A block of data –
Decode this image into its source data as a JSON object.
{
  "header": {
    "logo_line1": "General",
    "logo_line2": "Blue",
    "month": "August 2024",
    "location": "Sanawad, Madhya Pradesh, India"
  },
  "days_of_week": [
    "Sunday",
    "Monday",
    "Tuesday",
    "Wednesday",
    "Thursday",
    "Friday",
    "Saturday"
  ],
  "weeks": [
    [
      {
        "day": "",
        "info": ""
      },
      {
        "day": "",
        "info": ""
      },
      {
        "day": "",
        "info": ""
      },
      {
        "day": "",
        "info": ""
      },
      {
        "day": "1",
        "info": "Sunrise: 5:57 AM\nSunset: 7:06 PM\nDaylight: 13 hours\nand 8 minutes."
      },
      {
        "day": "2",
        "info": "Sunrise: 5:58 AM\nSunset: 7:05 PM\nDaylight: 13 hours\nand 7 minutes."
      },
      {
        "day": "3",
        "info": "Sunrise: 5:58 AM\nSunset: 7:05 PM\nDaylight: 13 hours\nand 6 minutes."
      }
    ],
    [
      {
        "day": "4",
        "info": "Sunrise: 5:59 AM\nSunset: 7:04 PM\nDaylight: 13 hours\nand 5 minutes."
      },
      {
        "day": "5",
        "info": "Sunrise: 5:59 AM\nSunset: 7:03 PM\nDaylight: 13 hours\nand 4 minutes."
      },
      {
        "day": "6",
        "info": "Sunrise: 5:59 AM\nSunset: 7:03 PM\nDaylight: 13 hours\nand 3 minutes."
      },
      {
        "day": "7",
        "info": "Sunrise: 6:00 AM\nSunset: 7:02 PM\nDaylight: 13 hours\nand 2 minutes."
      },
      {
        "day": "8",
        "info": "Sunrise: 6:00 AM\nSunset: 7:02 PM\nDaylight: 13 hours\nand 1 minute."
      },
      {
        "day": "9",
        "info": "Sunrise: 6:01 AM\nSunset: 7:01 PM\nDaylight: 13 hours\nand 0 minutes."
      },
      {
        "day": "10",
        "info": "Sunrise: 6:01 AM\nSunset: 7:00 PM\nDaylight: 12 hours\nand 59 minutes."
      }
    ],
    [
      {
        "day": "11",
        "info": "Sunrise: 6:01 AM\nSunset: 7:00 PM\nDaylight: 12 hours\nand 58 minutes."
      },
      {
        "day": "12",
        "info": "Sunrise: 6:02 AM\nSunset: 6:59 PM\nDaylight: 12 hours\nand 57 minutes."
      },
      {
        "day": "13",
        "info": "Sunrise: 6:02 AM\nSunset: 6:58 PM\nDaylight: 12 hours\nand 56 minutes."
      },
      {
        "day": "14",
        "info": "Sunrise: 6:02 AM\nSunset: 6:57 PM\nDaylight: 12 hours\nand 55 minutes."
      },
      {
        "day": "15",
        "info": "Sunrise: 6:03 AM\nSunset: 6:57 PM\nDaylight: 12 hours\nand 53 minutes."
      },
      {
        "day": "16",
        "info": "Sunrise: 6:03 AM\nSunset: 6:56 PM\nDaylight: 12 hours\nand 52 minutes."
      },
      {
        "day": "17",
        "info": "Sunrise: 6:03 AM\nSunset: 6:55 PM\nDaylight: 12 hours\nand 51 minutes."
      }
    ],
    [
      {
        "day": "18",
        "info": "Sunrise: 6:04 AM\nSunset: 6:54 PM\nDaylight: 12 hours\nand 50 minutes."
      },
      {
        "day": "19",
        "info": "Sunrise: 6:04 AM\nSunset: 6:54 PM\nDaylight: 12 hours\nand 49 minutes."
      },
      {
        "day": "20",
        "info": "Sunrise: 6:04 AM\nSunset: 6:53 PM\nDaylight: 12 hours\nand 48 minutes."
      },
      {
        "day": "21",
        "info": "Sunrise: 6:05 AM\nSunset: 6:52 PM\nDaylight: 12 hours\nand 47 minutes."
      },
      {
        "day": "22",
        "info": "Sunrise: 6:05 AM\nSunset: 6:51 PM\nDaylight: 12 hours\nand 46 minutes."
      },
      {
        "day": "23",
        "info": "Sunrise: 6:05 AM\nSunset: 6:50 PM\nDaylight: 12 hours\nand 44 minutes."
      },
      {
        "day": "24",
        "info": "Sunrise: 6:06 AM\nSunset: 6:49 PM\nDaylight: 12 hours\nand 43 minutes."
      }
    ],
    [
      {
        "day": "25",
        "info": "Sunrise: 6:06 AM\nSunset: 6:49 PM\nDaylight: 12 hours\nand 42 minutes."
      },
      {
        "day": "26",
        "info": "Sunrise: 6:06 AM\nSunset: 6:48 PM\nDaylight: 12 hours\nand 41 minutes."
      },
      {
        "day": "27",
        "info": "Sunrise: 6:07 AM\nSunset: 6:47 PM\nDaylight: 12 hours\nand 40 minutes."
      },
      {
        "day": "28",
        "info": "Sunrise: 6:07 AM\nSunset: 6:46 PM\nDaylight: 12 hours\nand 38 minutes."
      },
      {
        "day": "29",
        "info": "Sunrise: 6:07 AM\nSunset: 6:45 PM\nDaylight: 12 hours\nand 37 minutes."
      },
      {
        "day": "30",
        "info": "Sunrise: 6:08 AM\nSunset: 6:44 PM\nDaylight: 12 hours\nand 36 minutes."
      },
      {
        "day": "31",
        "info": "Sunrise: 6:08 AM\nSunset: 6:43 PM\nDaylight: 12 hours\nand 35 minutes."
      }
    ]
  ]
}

BRIEF – Repeat every entry word for word.

RESPONSE BELOW –
Decode this image into its source data as a JSON object.
{
  "header": {
    "logo_line1": "General",
    "logo_line2": "Blue",
    "month": "August 2024",
    "location": "Sanawad, Madhya Pradesh, India"
  },
  "days_of_week": [
    "Sunday",
    "Monday",
    "Tuesday",
    "Wednesday",
    "Thursday",
    "Friday",
    "Saturday"
  ],
  "weeks": [
    [
      {
        "day": "",
        "info": ""
      },
      {
        "day": "",
        "info": ""
      },
      {
        "day": "",
        "info": ""
      },
      {
        "day": "",
        "info": ""
      },
      {
        "day": "1",
        "info": "Sunrise: 5:57 AM\nSunset: 7:06 PM\nDaylight: 13 hours\nand 8 minutes."
      },
      {
        "day": "2",
        "info": "Sunrise: 5:58 AM\nSunset: 7:05 PM\nDaylight: 13 hours\nand 7 minutes."
      },
      {
        "day": "3",
        "info": "Sunrise: 5:58 AM\nSunset: 7:05 PM\nDaylight: 13 hours\nand 6 minutes."
      }
    ],
    [
      {
        "day": "4",
        "info": "Sunrise: 5:59 AM\nSunset: 7:04 PM\nDaylight: 13 hours\nand 5 minutes."
      },
      {
        "day": "5",
        "info": "Sunrise: 5:59 AM\nSunset: 7:03 PM\nDaylight: 13 hours\nand 4 minutes."
      },
      {
        "day": "6",
        "info": "Sunrise: 5:59 AM\nSunset: 7:03 PM\nDaylight: 13 hours\nand 3 minutes."
      },
      {
        "day": "7",
        "info": "Sunrise: 6:00 AM\nSunset: 7:02 PM\nDaylight: 13 hours\nand 2 minutes."
      },
      {
        "day": "8",
        "info": "Sunrise: 6:00 AM\nSunset: 7:02 PM\nDaylight: 13 hours\nand 1 minute."
      },
      {
        "day": "9",
        "info": "Sunrise: 6:01 AM\nSunset: 7:01 PM\nDaylight: 13 hours\nand 0 minutes."
      },
      {
        "day": "10",
        "info": "Sunrise: 6:01 AM\nSunset: 7:00 PM\nDaylight: 12 hours\nand 59 minutes."
      }
    ],
    [
      {
        "day": "11",
        "info": "Sunrise: 6:01 AM\nSunset: 7:00 PM\nDaylight: 12 hours\nand 58 minutes."
      },
      {
        "day": "12",
        "info": "Sunrise: 6:02 AM\nSunset: 6:59 PM\nDaylight: 12 hours\nand 57 minutes."
      },
      {
        "day": "13",
        "info": "Sunrise: 6:02 AM\nSunset: 6:58 PM\nDaylight: 12 hours\nand 56 minutes."
      },
      {
        "day": "14",
        "info": "Sunrise: 6:02 AM\nSunset: 6:57 PM\nDaylight: 12 hours\nand 55 minutes."
      },
      {
        "day": "15",
        "info": "Sunrise: 6:03 AM\nSunset: 6:57 PM\nDaylight: 12 hours\nand 53 minutes."
      },
      {
        "day": "16",
        "info": "Sunrise: 6:03 AM\nSunset: 6:56 PM\nDaylight: 12 hours\nand 52 minutes."
      },
      {
        "day": "17",
        "info": "Sunrise: 6:03 AM\nSunset: 6:55 PM\nDaylight: 12 hours\nand 51 minutes."
      }
    ],
    [
      {
        "day": "18",
        "info": "Sunrise: 6:04 AM\nSunset: 6:54 PM\nDaylight: 12 hours\nand 50 minutes."
      },
      {
        "day": "19",
        "info": "Sunrise: 6:04 AM\nSunset: 6:54 PM\nDaylight: 12 hours\nand 49 minutes."
      },
      {
        "day": "20",
        "info": "Sunrise: 6:04 AM\nSunset: 6:53 PM\nDaylight: 12 hours\nand 48 minutes."
      },
      {
        "day": "21",
        "info": "Sunrise: 6:05 AM\nSunset: 6:52 PM\nDaylight: 12 hours\nand 47 minutes."
      },
      {
        "day": "22",
        "info": "Sunrise: 6:05 AM\nSunset: 6:51 PM\nDaylight: 12 hours\nand 46 minutes."
      },
      {
        "day": "23",
        "info": "Sunrise: 6:05 AM\nSunset: 6:50 PM\nDaylight: 12 hours\nand 44 minutes."
      },
      {
        "day": "24",
        "info": "Sunrise: 6:06 AM\nSunset: 6:49 PM\nDaylight: 12 hours\nand 43 minutes."
      }
    ],
    [
      {
        "day": "25",
        "info": "Sunrise: 6:06 AM\nSunset: 6:49 PM\nDaylight: 12 hours\nand 42 minutes."
      },
      {
        "day": "26",
        "info": "Sunrise: 6:06 AM\nSunset: 6:48 PM\nDaylight: 12 hours\nand 41 minutes."
      },
      {
        "day": "27",
        "info": "Sunrise: 6:07 AM\nSunset: 6:47 PM\nDaylight: 12 hours\nand 40 minutes."
      },
      {
        "day": "28",
        "info": "Sunrise: 6:07 AM\nSunset: 6:46 PM\nDaylight: 12 hours\nand 38 minutes."
      },
      {
        "day": "29",
        "info": "Sunrise: 6:07 AM\nSunset: 6:45 PM\nDaylight: 12 hours\nand 37 minutes."
      },
      {
        "day": "30",
        "info": "Sunrise: 6:08 AM\nSunset: 6:44 PM\nDaylight: 12 hours\nand 36 minutes."
      },
      {
        "day": "31",
        "info": "Sunrise: 6:08 AM\nSunset: 6:43 PM\nDaylight: 12 hours\nand 35 minutes."
      }
    ]
  ]
}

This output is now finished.